> [Goal of the exercise]: List every line below that contains the string "strain".

> [Data to process]:
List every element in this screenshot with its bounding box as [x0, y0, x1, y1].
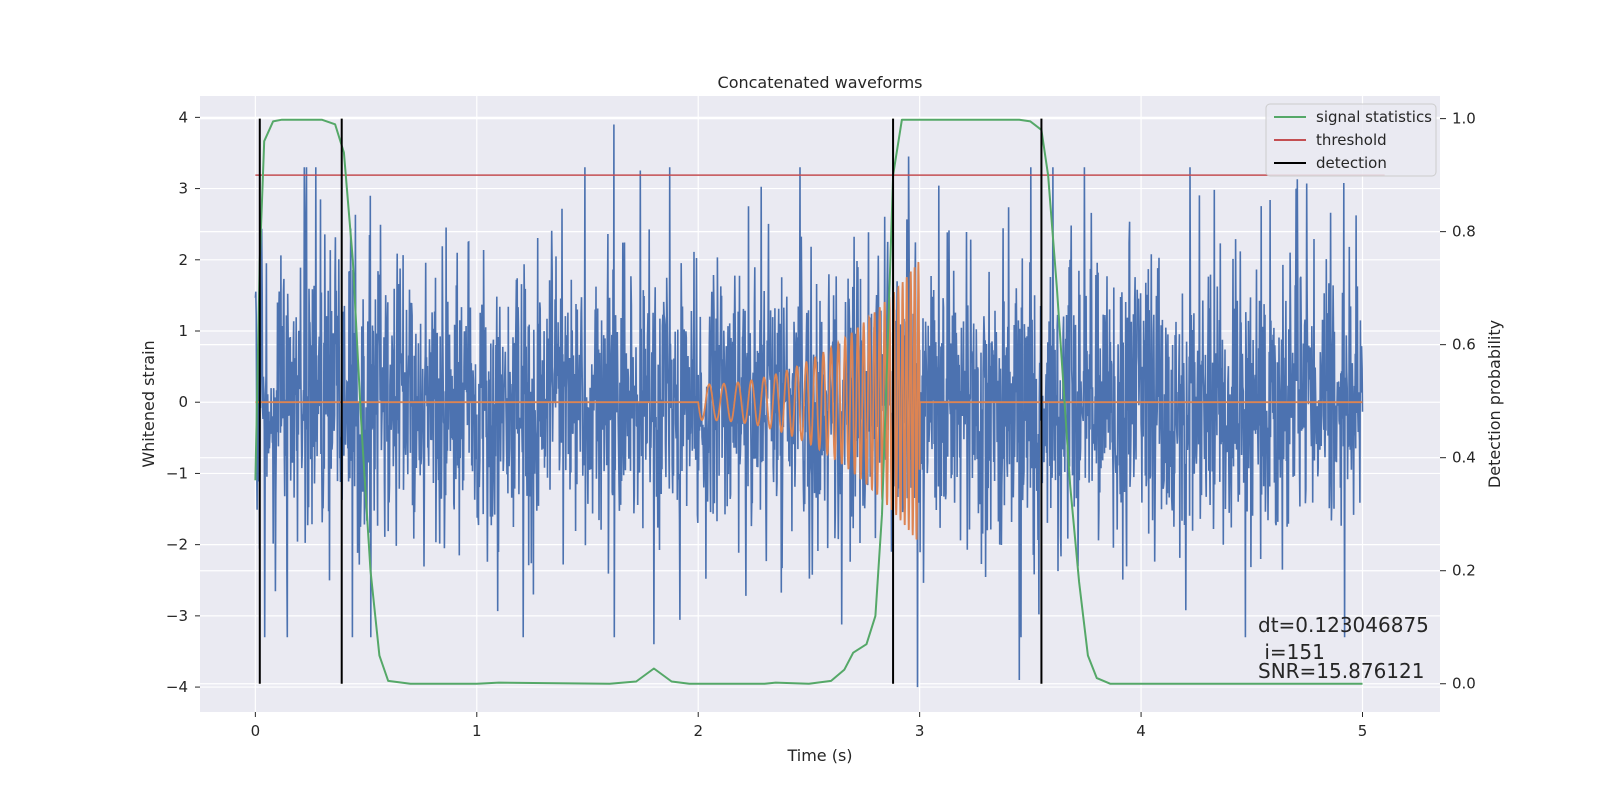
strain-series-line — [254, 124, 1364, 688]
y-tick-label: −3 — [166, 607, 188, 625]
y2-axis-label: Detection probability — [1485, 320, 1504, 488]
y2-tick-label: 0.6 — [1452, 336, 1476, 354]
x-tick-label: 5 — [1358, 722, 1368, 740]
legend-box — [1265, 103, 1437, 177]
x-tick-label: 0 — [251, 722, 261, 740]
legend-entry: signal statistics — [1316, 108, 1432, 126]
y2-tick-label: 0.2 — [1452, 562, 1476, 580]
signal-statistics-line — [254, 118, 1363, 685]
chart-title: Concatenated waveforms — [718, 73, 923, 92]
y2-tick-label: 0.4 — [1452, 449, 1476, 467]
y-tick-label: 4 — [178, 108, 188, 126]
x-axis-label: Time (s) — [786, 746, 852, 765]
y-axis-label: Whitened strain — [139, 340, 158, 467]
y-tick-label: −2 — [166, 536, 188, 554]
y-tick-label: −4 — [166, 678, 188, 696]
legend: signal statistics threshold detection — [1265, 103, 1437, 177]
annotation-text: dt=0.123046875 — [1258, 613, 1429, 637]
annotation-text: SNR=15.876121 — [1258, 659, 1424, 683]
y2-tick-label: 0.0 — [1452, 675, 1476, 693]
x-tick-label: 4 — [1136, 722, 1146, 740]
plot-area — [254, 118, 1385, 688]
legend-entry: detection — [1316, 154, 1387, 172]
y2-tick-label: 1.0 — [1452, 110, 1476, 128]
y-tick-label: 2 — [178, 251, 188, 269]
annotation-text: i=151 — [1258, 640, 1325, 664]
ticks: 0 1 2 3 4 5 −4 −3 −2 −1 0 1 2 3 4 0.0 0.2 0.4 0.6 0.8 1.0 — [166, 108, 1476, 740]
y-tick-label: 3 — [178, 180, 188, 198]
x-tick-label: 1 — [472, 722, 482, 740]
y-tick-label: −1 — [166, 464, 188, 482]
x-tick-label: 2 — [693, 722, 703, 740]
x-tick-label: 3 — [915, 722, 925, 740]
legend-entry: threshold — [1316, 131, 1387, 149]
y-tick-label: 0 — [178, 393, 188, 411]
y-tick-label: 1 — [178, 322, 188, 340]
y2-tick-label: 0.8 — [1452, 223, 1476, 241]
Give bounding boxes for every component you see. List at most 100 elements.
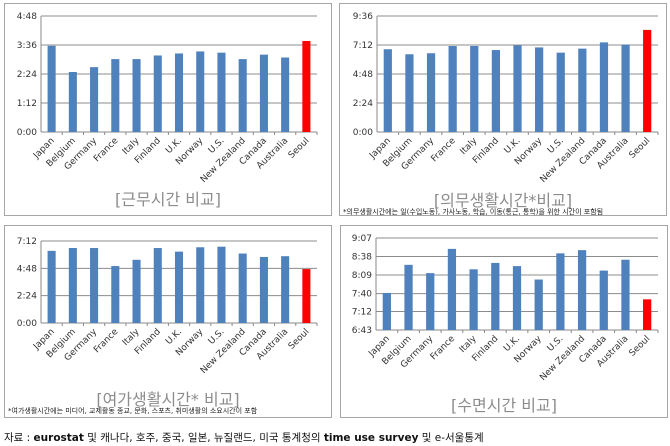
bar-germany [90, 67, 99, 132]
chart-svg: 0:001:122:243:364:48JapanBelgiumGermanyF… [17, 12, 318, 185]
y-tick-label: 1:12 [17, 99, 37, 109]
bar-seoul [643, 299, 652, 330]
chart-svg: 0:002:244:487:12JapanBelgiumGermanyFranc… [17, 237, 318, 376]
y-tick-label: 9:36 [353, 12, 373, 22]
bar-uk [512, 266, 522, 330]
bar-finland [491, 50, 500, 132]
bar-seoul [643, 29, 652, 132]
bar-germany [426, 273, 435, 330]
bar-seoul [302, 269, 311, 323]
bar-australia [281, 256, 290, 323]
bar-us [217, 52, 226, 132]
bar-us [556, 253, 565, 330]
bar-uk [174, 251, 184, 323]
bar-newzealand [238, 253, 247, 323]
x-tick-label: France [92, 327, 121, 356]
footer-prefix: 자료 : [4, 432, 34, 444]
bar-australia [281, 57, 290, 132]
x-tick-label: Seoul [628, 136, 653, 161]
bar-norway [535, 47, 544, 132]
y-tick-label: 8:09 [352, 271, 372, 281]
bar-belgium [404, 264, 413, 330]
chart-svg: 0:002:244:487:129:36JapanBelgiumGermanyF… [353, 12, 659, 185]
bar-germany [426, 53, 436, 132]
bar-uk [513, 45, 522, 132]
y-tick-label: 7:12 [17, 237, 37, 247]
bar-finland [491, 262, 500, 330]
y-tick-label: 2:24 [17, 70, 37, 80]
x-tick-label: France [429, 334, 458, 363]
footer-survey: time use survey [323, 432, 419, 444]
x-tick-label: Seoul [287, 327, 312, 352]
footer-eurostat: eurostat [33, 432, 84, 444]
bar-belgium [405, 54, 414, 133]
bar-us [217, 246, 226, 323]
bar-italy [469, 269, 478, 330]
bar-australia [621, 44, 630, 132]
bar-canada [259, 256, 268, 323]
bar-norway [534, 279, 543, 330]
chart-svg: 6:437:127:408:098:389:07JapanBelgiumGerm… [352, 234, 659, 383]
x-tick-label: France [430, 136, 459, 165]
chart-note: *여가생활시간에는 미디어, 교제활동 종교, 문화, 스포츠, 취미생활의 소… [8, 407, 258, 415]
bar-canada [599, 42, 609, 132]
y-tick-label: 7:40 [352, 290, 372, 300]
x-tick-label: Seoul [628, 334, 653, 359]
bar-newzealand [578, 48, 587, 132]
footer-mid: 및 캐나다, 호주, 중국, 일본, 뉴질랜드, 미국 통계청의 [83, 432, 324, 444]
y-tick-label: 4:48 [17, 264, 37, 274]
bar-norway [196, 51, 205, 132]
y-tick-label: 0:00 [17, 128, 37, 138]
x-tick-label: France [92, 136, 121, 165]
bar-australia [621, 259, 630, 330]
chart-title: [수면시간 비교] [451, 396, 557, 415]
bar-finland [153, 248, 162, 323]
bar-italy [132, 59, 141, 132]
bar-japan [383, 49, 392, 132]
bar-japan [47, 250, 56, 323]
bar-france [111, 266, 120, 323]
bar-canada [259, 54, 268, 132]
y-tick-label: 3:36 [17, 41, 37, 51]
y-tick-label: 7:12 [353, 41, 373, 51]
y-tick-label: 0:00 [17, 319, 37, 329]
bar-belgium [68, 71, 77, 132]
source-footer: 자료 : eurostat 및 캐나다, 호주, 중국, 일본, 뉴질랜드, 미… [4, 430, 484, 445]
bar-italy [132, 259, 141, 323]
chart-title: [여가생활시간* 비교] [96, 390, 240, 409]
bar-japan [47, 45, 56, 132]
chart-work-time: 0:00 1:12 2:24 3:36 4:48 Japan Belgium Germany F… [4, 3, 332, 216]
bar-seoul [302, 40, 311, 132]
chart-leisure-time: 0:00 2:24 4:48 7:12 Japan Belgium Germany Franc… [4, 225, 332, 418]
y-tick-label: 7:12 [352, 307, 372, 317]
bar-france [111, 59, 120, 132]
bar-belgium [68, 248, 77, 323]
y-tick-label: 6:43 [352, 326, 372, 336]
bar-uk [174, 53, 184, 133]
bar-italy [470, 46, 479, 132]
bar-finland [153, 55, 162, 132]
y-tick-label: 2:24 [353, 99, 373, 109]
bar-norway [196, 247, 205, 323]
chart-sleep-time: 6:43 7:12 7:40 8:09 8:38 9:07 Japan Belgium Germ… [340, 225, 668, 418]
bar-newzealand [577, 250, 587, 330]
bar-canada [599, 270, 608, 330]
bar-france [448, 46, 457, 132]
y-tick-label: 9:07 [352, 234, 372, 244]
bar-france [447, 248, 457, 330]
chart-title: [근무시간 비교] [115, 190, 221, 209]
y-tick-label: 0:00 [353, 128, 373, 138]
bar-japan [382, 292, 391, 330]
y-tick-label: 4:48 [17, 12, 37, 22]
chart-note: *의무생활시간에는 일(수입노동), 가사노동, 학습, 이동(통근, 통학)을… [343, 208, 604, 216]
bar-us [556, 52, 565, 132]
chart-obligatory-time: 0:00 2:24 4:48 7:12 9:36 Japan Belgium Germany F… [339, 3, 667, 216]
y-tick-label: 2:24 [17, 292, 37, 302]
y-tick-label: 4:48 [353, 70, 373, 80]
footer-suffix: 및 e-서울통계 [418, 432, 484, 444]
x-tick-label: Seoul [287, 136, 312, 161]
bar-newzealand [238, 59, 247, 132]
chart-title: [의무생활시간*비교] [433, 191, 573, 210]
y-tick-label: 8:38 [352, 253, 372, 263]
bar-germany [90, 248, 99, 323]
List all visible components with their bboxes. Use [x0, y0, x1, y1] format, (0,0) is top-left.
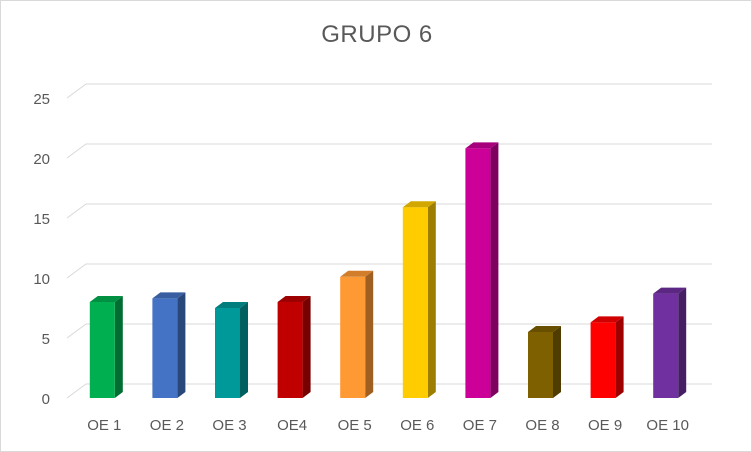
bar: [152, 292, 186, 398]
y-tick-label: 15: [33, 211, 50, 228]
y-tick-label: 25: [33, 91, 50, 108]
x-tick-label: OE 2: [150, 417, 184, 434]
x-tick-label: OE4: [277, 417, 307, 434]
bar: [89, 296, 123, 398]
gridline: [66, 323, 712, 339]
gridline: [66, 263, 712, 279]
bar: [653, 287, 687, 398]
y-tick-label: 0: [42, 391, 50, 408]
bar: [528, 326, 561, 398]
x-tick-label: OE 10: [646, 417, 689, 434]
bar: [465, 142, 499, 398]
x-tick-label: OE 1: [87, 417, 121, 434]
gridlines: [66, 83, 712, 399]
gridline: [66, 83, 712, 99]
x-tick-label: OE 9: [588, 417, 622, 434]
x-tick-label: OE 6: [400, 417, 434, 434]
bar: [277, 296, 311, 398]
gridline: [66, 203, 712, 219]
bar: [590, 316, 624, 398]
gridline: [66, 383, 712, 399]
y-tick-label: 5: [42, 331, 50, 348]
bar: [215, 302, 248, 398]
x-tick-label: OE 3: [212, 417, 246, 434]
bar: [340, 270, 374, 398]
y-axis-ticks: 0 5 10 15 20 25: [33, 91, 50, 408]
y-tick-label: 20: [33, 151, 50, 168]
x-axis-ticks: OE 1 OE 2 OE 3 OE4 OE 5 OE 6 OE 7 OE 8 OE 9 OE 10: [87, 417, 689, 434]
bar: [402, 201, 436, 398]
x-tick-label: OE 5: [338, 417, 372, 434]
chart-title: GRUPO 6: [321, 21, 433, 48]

> [Answer]:
strain-series-line — [254, 124, 1364, 688]
y-axis-label: Whitened strain — [139, 340, 158, 467]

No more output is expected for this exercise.